* _Work required_
Would you copy out all of the following entries word for word, keeping every line unchanged?

* _Records provided_

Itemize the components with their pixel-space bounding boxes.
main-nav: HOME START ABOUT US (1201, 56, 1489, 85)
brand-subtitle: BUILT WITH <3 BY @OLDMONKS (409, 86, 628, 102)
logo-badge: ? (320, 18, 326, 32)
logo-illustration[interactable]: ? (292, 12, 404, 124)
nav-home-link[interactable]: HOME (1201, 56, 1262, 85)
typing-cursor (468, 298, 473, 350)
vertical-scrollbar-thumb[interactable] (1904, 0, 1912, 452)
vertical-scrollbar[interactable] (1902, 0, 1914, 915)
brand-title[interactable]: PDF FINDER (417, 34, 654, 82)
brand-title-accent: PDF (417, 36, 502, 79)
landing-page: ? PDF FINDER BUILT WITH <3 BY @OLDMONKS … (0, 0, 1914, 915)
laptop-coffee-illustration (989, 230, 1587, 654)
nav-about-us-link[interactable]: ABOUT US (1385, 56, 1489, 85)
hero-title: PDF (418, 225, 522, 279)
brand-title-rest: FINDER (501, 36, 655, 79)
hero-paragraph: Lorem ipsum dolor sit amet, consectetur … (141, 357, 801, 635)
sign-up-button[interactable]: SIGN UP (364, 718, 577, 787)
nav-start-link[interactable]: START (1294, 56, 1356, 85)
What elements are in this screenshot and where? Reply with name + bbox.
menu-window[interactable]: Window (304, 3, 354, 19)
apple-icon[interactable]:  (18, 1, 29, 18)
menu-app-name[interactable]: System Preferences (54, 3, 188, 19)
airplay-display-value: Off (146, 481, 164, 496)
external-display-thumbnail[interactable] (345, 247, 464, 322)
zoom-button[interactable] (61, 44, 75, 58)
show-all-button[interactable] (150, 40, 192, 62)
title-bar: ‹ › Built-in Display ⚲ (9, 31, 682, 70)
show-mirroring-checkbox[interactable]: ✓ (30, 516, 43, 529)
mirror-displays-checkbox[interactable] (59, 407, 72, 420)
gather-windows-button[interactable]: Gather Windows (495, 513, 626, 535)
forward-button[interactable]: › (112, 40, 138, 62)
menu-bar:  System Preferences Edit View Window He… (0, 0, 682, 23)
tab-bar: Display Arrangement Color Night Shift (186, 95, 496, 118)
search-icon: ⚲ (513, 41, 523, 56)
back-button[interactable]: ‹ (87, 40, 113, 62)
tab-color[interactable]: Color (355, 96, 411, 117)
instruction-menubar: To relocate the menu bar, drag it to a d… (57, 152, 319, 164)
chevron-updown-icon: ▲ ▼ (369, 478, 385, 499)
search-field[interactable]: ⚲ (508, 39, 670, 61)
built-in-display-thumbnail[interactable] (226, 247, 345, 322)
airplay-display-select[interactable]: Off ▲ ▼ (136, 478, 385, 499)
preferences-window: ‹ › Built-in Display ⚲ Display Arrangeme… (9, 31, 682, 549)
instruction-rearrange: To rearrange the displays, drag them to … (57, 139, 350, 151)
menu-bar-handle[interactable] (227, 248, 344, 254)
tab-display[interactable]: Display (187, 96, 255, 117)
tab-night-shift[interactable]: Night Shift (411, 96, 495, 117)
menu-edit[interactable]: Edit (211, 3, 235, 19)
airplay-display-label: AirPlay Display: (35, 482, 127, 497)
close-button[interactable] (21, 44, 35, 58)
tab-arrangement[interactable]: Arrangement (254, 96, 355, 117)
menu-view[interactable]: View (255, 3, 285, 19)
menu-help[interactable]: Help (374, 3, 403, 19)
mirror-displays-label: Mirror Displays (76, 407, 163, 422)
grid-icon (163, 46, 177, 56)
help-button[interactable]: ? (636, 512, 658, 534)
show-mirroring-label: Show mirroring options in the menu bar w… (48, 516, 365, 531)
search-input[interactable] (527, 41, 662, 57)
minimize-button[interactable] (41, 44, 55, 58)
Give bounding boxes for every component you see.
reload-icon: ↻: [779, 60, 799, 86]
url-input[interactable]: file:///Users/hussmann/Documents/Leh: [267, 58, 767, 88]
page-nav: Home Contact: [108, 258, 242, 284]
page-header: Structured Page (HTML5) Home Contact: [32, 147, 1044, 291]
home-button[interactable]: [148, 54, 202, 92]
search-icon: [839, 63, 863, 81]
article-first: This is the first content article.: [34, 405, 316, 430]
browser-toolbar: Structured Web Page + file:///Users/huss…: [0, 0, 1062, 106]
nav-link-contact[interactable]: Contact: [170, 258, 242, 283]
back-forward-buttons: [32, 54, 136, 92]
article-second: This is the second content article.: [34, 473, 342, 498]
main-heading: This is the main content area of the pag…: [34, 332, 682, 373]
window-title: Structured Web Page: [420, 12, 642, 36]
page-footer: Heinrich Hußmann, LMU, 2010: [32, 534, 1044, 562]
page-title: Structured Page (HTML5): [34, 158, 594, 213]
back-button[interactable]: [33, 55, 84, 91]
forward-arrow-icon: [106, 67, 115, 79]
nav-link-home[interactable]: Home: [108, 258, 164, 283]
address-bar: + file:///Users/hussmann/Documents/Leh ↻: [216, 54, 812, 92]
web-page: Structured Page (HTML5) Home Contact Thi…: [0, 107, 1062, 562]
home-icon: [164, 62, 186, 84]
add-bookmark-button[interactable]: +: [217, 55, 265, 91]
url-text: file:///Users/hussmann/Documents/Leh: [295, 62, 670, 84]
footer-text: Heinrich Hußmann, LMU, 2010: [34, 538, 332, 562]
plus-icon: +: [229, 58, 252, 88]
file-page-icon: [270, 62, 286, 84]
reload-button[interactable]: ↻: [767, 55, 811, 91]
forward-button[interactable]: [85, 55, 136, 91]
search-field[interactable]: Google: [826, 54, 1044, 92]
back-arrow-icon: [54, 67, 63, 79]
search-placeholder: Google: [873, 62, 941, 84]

* _Response for this exercise_
Itemize the components with their pixel-space bounding boxes.
main-nav: HOME START ABOUT US (1201, 56, 1489, 85)
brand-subtitle: BUILT WITH <3 BY @OLDMONKS (409, 86, 628, 102)
logo-badge: ? (320, 18, 326, 32)
logo-illustration[interactable]: ? (292, 12, 404, 124)
nav-home-link[interactable]: HOME (1201, 56, 1262, 85)
typing-cursor (468, 298, 473, 350)
vertical-scrollbar-thumb[interactable] (1904, 0, 1912, 452)
vertical-scrollbar[interactable] (1902, 0, 1914, 915)
brand-title[interactable]: PDF FINDER (417, 34, 654, 82)
brand-title-accent: PDF (417, 36, 502, 79)
landing-page: ? PDF FINDER BUILT WITH <3 BY @OLDMONKS … (0, 0, 1914, 915)
laptop-coffee-illustration (989, 230, 1587, 654)
nav-about-us-link[interactable]: ABOUT US (1385, 56, 1489, 85)
hero-title: PDF (418, 225, 522, 279)
brand-title-rest: FINDER (501, 36, 655, 79)
hero-paragraph: Lorem ipsum dolor sit amet, consectetur … (141, 357, 801, 635)
sign-up-button[interactable]: SIGN UP (364, 718, 577, 787)
nav-start-link[interactable]: START (1294, 56, 1356, 85)
What elements are in this screenshot and where? Reply with name + bbox.
menu-window[interactable]: Window (304, 3, 354, 19)
apple-icon[interactable]:  (18, 1, 29, 18)
menu-app-name[interactable]: System Preferences (54, 3, 188, 19)
airplay-display-value: Off (146, 481, 164, 496)
external-display-thumbnail[interactable] (345, 247, 464, 322)
zoom-button[interactable] (61, 44, 75, 58)
show-all-button[interactable] (150, 40, 192, 62)
title-bar: ‹ › Built-in Display ⚲ (9, 31, 682, 70)
show-mirroring-checkbox[interactable]: ✓ (30, 516, 43, 529)
mirror-displays-checkbox[interactable] (59, 407, 72, 420)
gather-windows-button[interactable]: Gather Windows (495, 513, 626, 535)
forward-button[interactable]: › (112, 40, 138, 62)
menu-bar:  System Preferences Edit View Window He… (0, 0, 682, 23)
tab-bar: Display Arrangement Color Night Shift (186, 95, 496, 118)
search-icon: ⚲ (513, 41, 523, 56)
back-button[interactable]: ‹ (87, 40, 113, 62)
tab-color[interactable]: Color (355, 96, 411, 117)
instruction-menubar: To relocate the menu bar, drag it to a d… (57, 152, 319, 164)
chevron-updown-icon: ▲ ▼ (369, 478, 385, 499)
search-field[interactable]: ⚲ (508, 39, 670, 61)
built-in-display-thumbnail[interactable] (226, 247, 345, 322)
airplay-display-select[interactable]: Off ▲ ▼ (136, 478, 385, 499)
preferences-window: ‹ › Built-in Display ⚲ Display Arrangeme… (9, 31, 682, 549)
instruction-rearrange: To rearrange the displays, drag them to … (57, 139, 350, 151)
menu-bar-handle[interactable] (227, 248, 344, 254)
tab-display[interactable]: Display (187, 96, 255, 117)
tab-night-shift[interactable]: Night Shift (411, 96, 495, 117)
menu-edit[interactable]: Edit (211, 3, 235, 19)
airplay-display-label: AirPlay Display: (35, 482, 127, 497)
close-button[interactable] (21, 44, 35, 58)
tab-arrangement[interactable]: Arrangement (254, 96, 355, 117)
menu-view[interactable]: View (255, 3, 285, 19)
menu-help[interactable]: Help (374, 3, 403, 19)
mirror-displays-label: Mirror Displays (76, 407, 163, 422)
grid-icon (163, 46, 177, 56)
help-button[interactable]: ? (636, 512, 658, 534)
show-mirroring-label: Show mirroring options in the menu bar w… (48, 516, 365, 531)
search-input[interactable] (527, 41, 662, 57)
minimize-button[interactable] (41, 44, 55, 58)
Give bounding boxes for every component you see.
reload-icon: ↻: [779, 60, 799, 86]
url-input[interactable]: file:///Users/hussmann/Documents/Leh: [267, 58, 767, 88]
page-nav: Home Contact: [108, 258, 242, 284]
page-header: Structured Page (HTML5) Home Contact: [32, 147, 1044, 291]
home-button[interactable]: [148, 54, 202, 92]
search-icon: [839, 63, 863, 81]
article-first: This is the first content article.: [34, 405, 316, 430]
browser-toolbar: Structured Web Page + file:///Users/huss…: [0, 0, 1062, 106]
nav-link-contact[interactable]: Contact: [170, 258, 242, 283]
back-forward-buttons: [32, 54, 136, 92]
article-second: This is the second content article.: [34, 473, 342, 498]
main-heading: This is the main content area of the pag…: [34, 332, 682, 373]
window-title: Structured Web Page: [420, 12, 642, 36]
page-footer: Heinrich Hußmann, LMU, 2010: [32, 534, 1044, 562]
page-title: Structured Page (HTML5): [34, 158, 594, 213]
back-button[interactable]: [33, 55, 84, 91]
forward-arrow-icon: [106, 67, 115, 79]
nav-link-home[interactable]: Home: [108, 258, 164, 283]
address-bar: + file:///Users/hussmann/Documents/Leh ↻: [216, 54, 812, 92]
web-page: Structured Page (HTML5) Home Contact Thi…: [0, 107, 1062, 562]
home-icon: [164, 62, 186, 84]
add-bookmark-button[interactable]: +: [217, 55, 265, 91]
url-text: file:///Users/hussmann/Documents/Leh: [295, 62, 670, 84]
footer-text: Heinrich Hußmann, LMU, 2010: [34, 538, 332, 562]
plus-icon: +: [229, 58, 252, 88]
file-page-icon: [270, 62, 286, 84]
reload-button[interactable]: ↻: [767, 55, 811, 91]
forward-button[interactable]: [85, 55, 136, 91]
search-field[interactable]: Google: [826, 54, 1044, 92]
back-arrow-icon: [54, 67, 63, 79]
search-placeholder: Google: [873, 62, 941, 84]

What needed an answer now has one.